[Start of Excerpted data]
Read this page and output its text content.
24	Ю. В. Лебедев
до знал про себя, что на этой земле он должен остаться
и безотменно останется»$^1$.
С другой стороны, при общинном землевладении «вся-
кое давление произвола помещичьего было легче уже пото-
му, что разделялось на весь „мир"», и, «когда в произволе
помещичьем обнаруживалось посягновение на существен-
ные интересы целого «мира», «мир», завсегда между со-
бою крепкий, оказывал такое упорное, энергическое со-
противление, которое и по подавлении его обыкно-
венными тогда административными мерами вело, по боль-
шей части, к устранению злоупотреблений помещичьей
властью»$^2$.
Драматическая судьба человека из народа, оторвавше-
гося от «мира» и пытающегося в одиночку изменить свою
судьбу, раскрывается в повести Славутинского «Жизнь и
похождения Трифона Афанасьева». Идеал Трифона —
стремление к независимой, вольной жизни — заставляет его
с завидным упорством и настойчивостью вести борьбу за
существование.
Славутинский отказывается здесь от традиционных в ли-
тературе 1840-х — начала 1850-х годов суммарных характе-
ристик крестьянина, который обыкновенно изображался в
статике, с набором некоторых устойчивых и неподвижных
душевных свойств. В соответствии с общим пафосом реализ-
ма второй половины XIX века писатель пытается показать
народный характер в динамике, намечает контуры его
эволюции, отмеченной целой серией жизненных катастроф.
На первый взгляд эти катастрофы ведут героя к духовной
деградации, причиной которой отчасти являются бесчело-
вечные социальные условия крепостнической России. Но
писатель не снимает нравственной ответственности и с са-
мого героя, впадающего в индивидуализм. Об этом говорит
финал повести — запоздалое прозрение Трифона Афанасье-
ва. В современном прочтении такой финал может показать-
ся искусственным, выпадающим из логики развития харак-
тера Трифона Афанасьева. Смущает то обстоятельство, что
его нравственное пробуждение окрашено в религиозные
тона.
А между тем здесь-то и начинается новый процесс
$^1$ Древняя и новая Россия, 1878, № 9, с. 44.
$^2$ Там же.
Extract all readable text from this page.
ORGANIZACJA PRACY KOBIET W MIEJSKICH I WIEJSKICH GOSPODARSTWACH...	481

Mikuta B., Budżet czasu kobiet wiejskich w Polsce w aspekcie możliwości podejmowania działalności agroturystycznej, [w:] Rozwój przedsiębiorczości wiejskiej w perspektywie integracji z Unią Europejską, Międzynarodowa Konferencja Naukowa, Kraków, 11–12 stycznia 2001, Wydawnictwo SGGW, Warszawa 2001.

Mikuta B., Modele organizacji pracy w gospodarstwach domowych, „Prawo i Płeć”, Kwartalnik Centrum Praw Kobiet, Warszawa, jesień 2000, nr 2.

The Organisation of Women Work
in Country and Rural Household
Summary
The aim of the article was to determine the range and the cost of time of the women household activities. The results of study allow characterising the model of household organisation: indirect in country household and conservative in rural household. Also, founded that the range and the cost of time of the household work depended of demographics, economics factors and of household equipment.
[End of Excerpted data]
**Prompt:** Return the full listing, character for character.

**Task result:**
Read this page and output its text content.
24	Ю. В. Лебедев
до знал про себя, что на этой земле он должен остаться
и безотменно останется»$^1$.
С другой стороны, при общинном землевладении «вся-
кое давление произвола помещичьего было легче уже пото-
му, что разделялось на весь „мир"», и, «когда в произволе
помещичьем обнаруживалось посягновение на существен-
ные интересы целого «мира», «мир», завсегда между со-
бою крепкий, оказывал такое упорное, энергическое со-
противление, которое и по подавлении его обыкно-
венными тогда административными мерами вело, по боль-
шей части, к устранению злоупотреблений помещичьей
властью»$^2$.
Драматическая судьба человека из народа, оторвавше-
гося от «мира» и пытающегося в одиночку изменить свою
судьбу, раскрывается в повести Славутинского «Жизнь и
похождения Трифона Афанасьева». Идеал Трифона —
стремление к независимой, вольной жизни — заставляет его
с завидным упорством и настойчивостью вести борьбу за
существование.
Славутинский отказывается здесь от традиционных в ли-
тературе 1840-х — начала 1850-х годов суммарных характе-
ристик крестьянина, который обыкновенно изображался в
статике, с набором некоторых устойчивых и неподвижных
душевных свойств. В соответствии с общим пафосом реализ-
ма второй половины XIX века писатель пытается показать
народный характер в динамике, намечает контуры его
эволюции, отмеченной целой серией жизненных катастроф.
На первый взгляд эти катастрофы ведут героя к духовной
деградации, причиной которой отчасти являются бесчело-
вечные социальные условия крепостнической России. Но
писатель не снимает нравственной ответственности и с са-
мого героя, впадающего в индивидуализм. Об этом говорит
финал повести — запоздалое прозрение Трифона Афанасье-
ва. В современном прочтении такой финал может показать-
ся искусственным, выпадающим из логики развития харак-
тера Трифона Афанасьева. Смущает то обстоятельство, что
его нравственное пробуждение окрашено в религиозные
тона.
А между тем здесь-то и начинается новый процесс
$^1$ Древняя и новая Россия, 1878, № 9, с. 44.
$^2$ Там же.
Extract all readable text from this page.
ORGANIZACJA PRACY KOBIET W MIEJSKICH I WIEJSKICH GOSPODARSTWACH...	481

Mikuta B., Budżet czasu kobiet wiejskich w Polsce w aspekcie możliwości podejmowania działalności agroturystycznej, [w:] Rozwój przedsiębiorczości wiejskiej w perspektywie integracji z Unią Europejską, Międzynarodowa Konferencja Naukowa, Kraków, 11–12 stycznia 2001, Wydawnictwo SGGW, Warszawa 2001.

Mikuta B., Modele organizacji pracy w gospodarstwach domowych, „Prawo i Płeć”, Kwartalnik Centrum Praw Kobiet, Warszawa, jesień 2000, nr 2.

The Organisation of Women Work
in Country and Rural Household
Summary
The aim of the article was to determine the range and the cost of time of the women household activities. The results of study allow characterising the model of household organisation: indirect in country household and conservative in rural household. Also, founded that the range and the cost of time of the household work depended of demographics, economics factors and of household equipment.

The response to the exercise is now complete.